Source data
————

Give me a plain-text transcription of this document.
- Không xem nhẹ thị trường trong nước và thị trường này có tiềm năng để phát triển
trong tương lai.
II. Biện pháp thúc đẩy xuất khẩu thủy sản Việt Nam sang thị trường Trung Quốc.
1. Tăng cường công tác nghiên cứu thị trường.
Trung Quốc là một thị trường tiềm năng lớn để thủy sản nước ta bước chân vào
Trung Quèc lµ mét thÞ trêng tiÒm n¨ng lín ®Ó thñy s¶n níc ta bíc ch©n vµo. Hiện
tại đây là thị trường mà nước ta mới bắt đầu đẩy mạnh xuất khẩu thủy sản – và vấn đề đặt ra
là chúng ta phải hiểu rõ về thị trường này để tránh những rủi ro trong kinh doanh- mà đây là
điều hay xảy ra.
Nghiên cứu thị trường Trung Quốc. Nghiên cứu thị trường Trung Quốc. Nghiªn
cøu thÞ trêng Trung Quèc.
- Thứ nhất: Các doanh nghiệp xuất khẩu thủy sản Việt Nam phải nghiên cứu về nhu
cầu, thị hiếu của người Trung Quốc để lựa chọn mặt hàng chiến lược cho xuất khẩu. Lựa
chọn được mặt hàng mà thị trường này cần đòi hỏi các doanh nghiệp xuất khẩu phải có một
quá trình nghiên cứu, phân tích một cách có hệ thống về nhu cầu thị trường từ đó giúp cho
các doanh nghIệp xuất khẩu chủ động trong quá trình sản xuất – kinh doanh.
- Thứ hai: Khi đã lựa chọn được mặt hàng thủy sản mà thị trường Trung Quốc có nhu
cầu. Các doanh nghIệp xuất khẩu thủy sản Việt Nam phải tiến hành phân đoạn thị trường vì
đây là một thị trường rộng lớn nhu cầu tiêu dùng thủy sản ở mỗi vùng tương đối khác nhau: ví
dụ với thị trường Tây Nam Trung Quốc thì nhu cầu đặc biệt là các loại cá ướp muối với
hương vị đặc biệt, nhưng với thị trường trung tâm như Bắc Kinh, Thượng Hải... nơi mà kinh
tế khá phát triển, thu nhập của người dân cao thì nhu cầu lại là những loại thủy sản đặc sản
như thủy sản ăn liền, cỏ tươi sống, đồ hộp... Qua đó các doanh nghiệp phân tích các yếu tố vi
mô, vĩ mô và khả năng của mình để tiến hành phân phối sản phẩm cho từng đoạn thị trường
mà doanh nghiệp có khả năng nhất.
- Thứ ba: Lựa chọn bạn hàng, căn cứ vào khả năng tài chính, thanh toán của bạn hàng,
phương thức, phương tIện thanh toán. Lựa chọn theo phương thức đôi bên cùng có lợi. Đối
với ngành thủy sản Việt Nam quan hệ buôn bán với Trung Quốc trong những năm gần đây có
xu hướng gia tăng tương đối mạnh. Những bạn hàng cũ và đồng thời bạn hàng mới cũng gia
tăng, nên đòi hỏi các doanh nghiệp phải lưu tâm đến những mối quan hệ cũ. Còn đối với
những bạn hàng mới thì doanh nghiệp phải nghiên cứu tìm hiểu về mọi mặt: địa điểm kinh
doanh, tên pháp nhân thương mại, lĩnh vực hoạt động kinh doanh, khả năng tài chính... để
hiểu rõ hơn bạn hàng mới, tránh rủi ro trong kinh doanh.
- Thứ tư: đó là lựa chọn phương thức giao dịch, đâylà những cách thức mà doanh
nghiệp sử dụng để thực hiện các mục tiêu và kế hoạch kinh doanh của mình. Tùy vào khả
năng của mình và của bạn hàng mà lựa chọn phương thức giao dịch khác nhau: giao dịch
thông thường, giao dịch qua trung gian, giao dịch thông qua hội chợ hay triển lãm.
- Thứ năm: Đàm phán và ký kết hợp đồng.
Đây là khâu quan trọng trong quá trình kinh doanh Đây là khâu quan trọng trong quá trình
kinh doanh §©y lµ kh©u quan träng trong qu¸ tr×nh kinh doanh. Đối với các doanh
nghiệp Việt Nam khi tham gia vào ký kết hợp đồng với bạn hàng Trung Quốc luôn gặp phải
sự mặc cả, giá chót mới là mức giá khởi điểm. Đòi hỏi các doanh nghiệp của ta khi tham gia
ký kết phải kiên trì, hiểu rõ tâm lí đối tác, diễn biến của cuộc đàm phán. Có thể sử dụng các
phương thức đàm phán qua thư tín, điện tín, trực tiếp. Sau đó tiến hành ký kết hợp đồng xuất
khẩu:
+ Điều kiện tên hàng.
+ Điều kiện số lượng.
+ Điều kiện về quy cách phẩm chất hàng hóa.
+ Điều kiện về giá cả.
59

————

=== Instructions to follow ===
Transcribe the whole listing exactly.

=== Final result ===
Give me a plain-text transcription of this document.
- Không xem nhẹ thị trường trong nước và thị trường này có tiềm năng để phát triển
trong tương lai.
II. Biện pháp thúc đẩy xuất khẩu thủy sản Việt Nam sang thị trường Trung Quốc.
1. Tăng cường công tác nghiên cứu thị trường.
Trung Quốc là một thị trường tiềm năng lớn để thủy sản nước ta bước chân vào
Trung Quèc lµ mét thÞ trêng tiÒm n¨ng lín ®Ó thñy s¶n níc ta bíc ch©n vµo. Hiện
tại đây là thị trường mà nước ta mới bắt đầu đẩy mạnh xuất khẩu thủy sản – và vấn đề đặt ra
là chúng ta phải hiểu rõ về thị trường này để tránh những rủi ro trong kinh doanh- mà đây là
điều hay xảy ra.
Nghiên cứu thị trường Trung Quốc. Nghiên cứu thị trường Trung Quốc. Nghiªn
cøu thÞ trêng Trung Quèc.
- Thứ nhất: Các doanh nghiệp xuất khẩu thủy sản Việt Nam phải nghiên cứu về nhu
cầu, thị hiếu của người Trung Quốc để lựa chọn mặt hàng chiến lược cho xuất khẩu. Lựa
chọn được mặt hàng mà thị trường này cần đòi hỏi các doanh nghiệp xuất khẩu phải có một
quá trình nghiên cứu, phân tích một cách có hệ thống về nhu cầu thị trường từ đó giúp cho
các doanh nghIệp xuất khẩu chủ động trong quá trình sản xuất – kinh doanh.
- Thứ hai: Khi đã lựa chọn được mặt hàng thủy sản mà thị trường Trung Quốc có nhu
cầu. Các doanh nghIệp xuất khẩu thủy sản Việt Nam phải tiến hành phân đoạn thị trường vì
đây là một thị trường rộng lớn nhu cầu tiêu dùng thủy sản ở mỗi vùng tương đối khác nhau: ví
dụ với thị trường Tây Nam Trung Quốc thì nhu cầu đặc biệt là các loại cá ướp muối với
hương vị đặc biệt, nhưng với thị trường trung tâm như Bắc Kinh, Thượng Hải... nơi mà kinh
tế khá phát triển, thu nhập của người dân cao thì nhu cầu lại là những loại thủy sản đặc sản
như thủy sản ăn liền, cỏ tươi sống, đồ hộp... Qua đó các doanh nghiệp phân tích các yếu tố vi
mô, vĩ mô và khả năng của mình để tiến hành phân phối sản phẩm cho từng đoạn thị trường
mà doanh nghiệp có khả năng nhất.
- Thứ ba: Lựa chọn bạn hàng, căn cứ vào khả năng tài chính, thanh toán của bạn hàng,
phương thức, phương tIện thanh toán. Lựa chọn theo phương thức đôi bên cùng có lợi. Đối
với ngành thủy sản Việt Nam quan hệ buôn bán với Trung Quốc trong những năm gần đây có
xu hướng gia tăng tương đối mạnh. Những bạn hàng cũ và đồng thời bạn hàng mới cũng gia
tăng, nên đòi hỏi các doanh nghiệp phải lưu tâm đến những mối quan hệ cũ. Còn đối với
những bạn hàng mới thì doanh nghiệp phải nghiên cứu tìm hiểu về mọi mặt: địa điểm kinh
doanh, tên pháp nhân thương mại, lĩnh vực hoạt động kinh doanh, khả năng tài chính... để
hiểu rõ hơn bạn hàng mới, tránh rủi ro trong kinh doanh.
- Thứ tư: đó là lựa chọn phương thức giao dịch, đâylà những cách thức mà doanh
nghiệp sử dụng để thực hiện các mục tiêu và kế hoạch kinh doanh của mình. Tùy vào khả
năng của mình và của bạn hàng mà lựa chọn phương thức giao dịch khác nhau: giao dịch
thông thường, giao dịch qua trung gian, giao dịch thông qua hội chợ hay triển lãm.
- Thứ năm: Đàm phán và ký kết hợp đồng.
Đây là khâu quan trọng trong quá trình kinh doanh Đây là khâu quan trọng trong quá trình
kinh doanh §©y lµ kh©u quan träng trong qu¸ tr×nh kinh doanh. Đối với các doanh
nghiệp Việt Nam khi tham gia vào ký kết hợp đồng với bạn hàng Trung Quốc luôn gặp phải
sự mặc cả, giá chót mới là mức giá khởi điểm. Đòi hỏi các doanh nghiệp của ta khi tham gia
ký kết phải kiên trì, hiểu rõ tâm lí đối tác, diễn biến của cuộc đàm phán. Có thể sử dụng các
phương thức đàm phán qua thư tín, điện tín, trực tiếp. Sau đó tiến hành ký kết hợp đồng xuất
khẩu:
+ Điều kiện tên hàng.
+ Điều kiện số lượng.
+ Điều kiện về quy cách phẩm chất hàng hóa.
+ Điều kiện về giá cả.
59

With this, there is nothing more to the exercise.